▸ **THE INPUT**:
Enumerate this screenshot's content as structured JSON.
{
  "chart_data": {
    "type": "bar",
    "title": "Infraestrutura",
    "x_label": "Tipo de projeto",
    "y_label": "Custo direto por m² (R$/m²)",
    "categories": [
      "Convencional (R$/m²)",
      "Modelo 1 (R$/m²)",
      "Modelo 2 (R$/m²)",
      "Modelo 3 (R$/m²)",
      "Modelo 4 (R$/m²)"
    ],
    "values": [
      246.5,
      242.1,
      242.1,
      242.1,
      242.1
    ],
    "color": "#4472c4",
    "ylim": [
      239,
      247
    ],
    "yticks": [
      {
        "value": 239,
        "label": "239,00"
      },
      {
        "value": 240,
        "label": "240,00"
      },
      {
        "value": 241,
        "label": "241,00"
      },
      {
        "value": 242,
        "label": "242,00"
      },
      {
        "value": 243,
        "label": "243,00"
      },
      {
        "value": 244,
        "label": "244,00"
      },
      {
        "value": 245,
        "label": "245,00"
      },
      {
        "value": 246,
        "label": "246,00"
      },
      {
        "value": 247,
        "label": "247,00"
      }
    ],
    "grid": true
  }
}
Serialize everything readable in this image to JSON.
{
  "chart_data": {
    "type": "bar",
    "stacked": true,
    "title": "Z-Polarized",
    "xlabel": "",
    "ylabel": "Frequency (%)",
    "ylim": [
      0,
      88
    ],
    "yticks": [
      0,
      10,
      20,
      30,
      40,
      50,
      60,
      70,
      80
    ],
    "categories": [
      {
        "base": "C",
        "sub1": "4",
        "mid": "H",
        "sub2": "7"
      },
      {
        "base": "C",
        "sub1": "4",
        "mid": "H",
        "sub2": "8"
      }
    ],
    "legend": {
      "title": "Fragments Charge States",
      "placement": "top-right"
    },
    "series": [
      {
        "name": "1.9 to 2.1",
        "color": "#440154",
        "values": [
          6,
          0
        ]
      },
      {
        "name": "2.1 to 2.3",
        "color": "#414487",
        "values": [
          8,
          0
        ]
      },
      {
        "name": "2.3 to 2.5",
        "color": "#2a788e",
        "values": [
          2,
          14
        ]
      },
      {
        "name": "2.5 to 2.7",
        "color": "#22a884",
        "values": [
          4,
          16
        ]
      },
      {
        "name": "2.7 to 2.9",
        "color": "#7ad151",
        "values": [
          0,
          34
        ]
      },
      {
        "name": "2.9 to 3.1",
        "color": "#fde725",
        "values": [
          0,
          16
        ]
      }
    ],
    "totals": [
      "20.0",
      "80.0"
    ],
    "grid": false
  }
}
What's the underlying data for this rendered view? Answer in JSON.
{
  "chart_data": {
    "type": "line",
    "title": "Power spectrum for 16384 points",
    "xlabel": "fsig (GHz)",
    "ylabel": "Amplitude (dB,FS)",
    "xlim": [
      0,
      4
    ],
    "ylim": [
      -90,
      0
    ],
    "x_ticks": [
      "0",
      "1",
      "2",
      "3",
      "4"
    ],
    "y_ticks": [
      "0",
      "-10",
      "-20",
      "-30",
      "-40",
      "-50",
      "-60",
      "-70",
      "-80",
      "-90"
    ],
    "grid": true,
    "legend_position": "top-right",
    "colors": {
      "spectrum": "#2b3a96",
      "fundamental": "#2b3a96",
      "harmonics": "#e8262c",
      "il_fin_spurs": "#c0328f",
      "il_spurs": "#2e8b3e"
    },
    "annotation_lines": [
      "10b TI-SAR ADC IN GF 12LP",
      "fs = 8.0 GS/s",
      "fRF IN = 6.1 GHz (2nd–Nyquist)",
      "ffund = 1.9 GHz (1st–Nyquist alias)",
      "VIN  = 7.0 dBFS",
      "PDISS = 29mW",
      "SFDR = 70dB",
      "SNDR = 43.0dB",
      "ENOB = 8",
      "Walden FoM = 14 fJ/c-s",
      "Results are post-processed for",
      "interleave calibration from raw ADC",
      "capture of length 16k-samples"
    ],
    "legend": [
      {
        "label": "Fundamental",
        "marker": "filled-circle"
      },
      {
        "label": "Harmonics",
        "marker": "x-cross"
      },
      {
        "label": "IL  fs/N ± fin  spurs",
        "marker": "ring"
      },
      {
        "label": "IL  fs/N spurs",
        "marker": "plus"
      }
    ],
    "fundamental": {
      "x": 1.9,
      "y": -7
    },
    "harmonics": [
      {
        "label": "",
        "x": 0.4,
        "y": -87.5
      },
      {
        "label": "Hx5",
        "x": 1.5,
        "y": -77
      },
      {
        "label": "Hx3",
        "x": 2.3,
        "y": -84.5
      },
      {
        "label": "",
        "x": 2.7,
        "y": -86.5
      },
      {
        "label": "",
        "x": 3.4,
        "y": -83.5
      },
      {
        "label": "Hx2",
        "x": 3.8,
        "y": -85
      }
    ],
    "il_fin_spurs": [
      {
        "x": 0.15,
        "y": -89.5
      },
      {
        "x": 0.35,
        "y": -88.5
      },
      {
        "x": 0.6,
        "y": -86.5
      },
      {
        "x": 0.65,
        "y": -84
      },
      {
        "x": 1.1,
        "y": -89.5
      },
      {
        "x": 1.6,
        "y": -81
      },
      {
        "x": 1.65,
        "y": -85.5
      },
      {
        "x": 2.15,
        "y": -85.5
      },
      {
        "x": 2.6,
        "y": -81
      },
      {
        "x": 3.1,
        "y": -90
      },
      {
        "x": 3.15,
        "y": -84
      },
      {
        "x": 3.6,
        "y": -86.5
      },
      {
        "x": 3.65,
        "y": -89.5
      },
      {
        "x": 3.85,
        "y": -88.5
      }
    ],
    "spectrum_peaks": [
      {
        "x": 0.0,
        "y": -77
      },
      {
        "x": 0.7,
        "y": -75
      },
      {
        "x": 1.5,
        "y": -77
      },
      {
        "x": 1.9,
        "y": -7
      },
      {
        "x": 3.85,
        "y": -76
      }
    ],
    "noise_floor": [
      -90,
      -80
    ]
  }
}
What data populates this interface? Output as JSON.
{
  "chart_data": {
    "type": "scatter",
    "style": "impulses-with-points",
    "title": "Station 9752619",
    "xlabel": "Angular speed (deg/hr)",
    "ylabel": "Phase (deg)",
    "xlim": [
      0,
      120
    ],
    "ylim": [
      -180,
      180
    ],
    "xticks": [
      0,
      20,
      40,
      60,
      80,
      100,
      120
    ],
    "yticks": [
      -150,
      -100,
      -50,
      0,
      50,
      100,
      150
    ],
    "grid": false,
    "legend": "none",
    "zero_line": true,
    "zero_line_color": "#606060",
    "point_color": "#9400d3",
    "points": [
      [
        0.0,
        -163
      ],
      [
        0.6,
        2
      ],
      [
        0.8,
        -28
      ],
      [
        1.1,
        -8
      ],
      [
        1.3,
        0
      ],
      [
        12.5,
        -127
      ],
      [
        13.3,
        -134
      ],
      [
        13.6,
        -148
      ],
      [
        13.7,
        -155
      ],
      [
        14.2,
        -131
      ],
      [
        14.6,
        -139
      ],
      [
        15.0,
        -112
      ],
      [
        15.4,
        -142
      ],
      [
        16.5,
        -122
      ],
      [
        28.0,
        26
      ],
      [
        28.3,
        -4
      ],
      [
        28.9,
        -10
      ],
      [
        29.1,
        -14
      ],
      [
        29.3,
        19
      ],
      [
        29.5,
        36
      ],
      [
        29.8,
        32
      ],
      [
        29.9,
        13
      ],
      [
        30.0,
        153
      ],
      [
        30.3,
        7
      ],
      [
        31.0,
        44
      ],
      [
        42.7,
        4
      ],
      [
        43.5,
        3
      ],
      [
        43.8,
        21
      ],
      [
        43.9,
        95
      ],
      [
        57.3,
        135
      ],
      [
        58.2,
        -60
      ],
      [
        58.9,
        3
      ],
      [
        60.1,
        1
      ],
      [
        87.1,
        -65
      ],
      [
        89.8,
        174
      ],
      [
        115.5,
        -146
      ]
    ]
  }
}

▸ **WORK TO COMPLETE**:
Looking at the entries above, state how many lines contain "Modelo"; give the number alone.

▸ **FULL SOLUTION**:
4